Problem to solve: Find each line with the word "authorized" and say how many there are, nothing else.
========
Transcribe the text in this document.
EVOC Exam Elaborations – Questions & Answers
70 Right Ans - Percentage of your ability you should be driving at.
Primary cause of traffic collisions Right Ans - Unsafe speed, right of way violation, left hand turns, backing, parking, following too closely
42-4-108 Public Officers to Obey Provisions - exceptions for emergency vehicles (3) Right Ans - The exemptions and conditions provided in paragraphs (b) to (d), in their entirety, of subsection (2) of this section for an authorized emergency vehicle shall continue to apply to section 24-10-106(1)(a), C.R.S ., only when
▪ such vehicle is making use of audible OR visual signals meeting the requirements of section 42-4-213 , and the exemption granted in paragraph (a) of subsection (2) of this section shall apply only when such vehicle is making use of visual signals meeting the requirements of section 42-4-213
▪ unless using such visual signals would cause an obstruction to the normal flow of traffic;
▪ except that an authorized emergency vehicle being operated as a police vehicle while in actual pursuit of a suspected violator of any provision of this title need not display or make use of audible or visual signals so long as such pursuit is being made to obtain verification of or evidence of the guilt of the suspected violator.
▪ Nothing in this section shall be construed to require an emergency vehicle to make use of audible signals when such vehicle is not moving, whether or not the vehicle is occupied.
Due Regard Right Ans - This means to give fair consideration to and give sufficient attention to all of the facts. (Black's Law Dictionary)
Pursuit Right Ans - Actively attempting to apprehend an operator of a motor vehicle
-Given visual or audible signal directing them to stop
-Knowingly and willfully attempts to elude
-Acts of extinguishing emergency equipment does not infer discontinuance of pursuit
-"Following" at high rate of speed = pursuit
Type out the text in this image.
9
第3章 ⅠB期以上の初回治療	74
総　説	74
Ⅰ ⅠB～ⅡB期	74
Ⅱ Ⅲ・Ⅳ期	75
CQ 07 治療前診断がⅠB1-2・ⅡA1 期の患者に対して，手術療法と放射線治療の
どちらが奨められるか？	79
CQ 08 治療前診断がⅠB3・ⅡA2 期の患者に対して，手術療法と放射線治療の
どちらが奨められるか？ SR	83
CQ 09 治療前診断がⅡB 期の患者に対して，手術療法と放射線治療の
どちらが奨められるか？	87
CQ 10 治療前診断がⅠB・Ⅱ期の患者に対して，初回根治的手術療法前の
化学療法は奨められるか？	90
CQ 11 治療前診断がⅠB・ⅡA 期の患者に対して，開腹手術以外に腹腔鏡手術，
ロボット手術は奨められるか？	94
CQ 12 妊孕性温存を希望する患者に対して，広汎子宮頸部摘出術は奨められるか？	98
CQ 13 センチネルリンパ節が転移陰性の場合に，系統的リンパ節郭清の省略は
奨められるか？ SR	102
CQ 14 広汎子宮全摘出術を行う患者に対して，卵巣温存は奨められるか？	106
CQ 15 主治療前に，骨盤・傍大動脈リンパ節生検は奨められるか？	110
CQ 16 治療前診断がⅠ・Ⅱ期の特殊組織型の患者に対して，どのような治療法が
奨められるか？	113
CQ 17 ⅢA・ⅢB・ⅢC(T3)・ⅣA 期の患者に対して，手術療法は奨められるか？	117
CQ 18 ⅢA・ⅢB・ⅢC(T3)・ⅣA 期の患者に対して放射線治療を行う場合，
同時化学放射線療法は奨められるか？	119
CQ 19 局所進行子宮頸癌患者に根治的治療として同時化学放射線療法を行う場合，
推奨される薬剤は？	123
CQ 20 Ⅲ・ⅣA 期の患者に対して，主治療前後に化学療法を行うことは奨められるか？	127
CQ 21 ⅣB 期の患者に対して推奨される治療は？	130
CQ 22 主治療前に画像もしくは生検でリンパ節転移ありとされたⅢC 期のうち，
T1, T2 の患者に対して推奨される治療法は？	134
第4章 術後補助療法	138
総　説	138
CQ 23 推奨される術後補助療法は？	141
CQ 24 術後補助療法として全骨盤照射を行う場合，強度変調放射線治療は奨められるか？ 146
========
Final answer: 2